:: Input rows ::
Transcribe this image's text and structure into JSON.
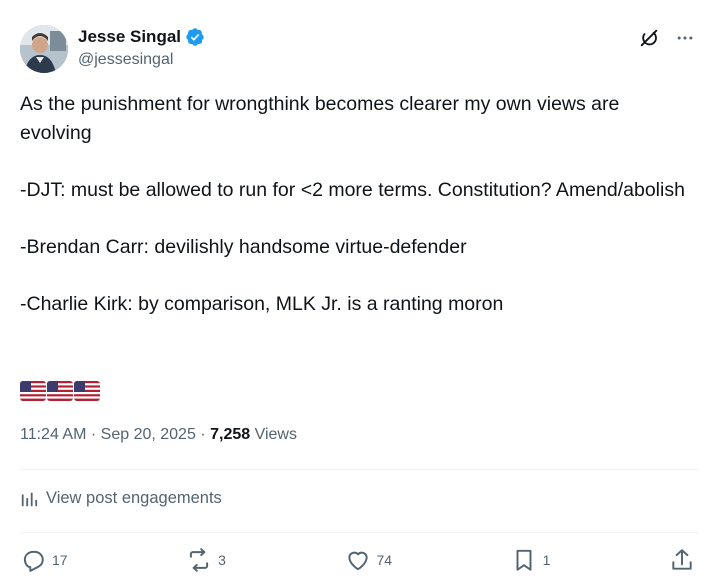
{
  "author": {
    "display_name": "Jesse Singal",
    "handle": "@jessesingal",
    "verified": true
  },
  "tweet": {
    "lines": [
      "As the punishment for wrongthink becomes clearer my own views are evolving",
      "-DJT: must be allowed to run for <2 more terms. Constitution? Amend/abolish",
      "-Brendan Carr: devilishly handsome virtue-defender",
      "-Charlie Kirk: by comparison, MLK Jr. is a ranting moron"
    ],
    "emoji": [
      "us-flag",
      "us-flag",
      "us-flag"
    ]
  },
  "meta": {
    "time": "11:24 AM",
    "separator": "·",
    "date": "Sep 20, 2025",
    "views_count": "7,258",
    "views_label": "Views"
  },
  "engagements": {
    "label": "View post engagements"
  },
  "actions": {
    "replies": "17",
    "reposts": "3",
    "likes": "74",
    "bookmarks": "1"
  },
  "icons": {
    "verified_color": "#1d9bf0",
    "action_color": "#536471"
  }
}
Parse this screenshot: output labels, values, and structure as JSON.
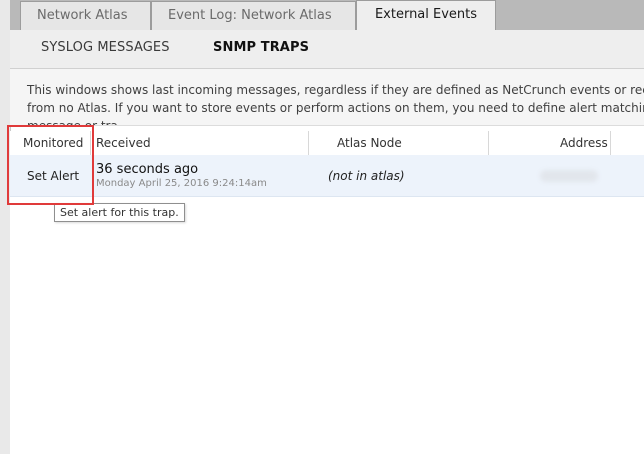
{
  "tabs": [
    {
      "label": "Network Atlas",
      "active": false
    },
    {
      "label": "Event Log: Network Atlas",
      "active": false
    },
    {
      "label": "External Events",
      "active": true
    }
  ],
  "subtabs": [
    {
      "label": "SYSLOG MESSAGES",
      "active": false
    },
    {
      "label": "SNMP TRAPS",
      "active": true
    }
  ],
  "description": "This windows shows last incoming messages, regardless if they are defined as NetCrunch events or received from no Atlas. If you want to store events or perform actions on them, you need to define alert matching given message or tra",
  "table": {
    "headers": {
      "monitored": "Monitored",
      "received": "Received",
      "atlas_node": "Atlas Node",
      "address": "Address"
    },
    "rows": [
      {
        "monitored": "Set Alert",
        "received": "36 seconds ago",
        "received_detail": "Monday April 25, 2016 9:24:14am",
        "atlas_node": "(not in atlas)"
      }
    ]
  },
  "tooltip": "Set alert for this trap.",
  "colors": {
    "highlight": "#e03a3a",
    "row_selected": "#edf3fb",
    "tabstrip": "#b9b9b9"
  }
}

:: Task details ::
Return every line in the listing that contains the word "actions".

:: The output ::
  "actions": {
  "description": "This windows shows last incoming messages, regardless if they are defined as NetCrunch events or received from no Atlas. If you want to store events or perform actions on them, you need to define alert matching given message or tra",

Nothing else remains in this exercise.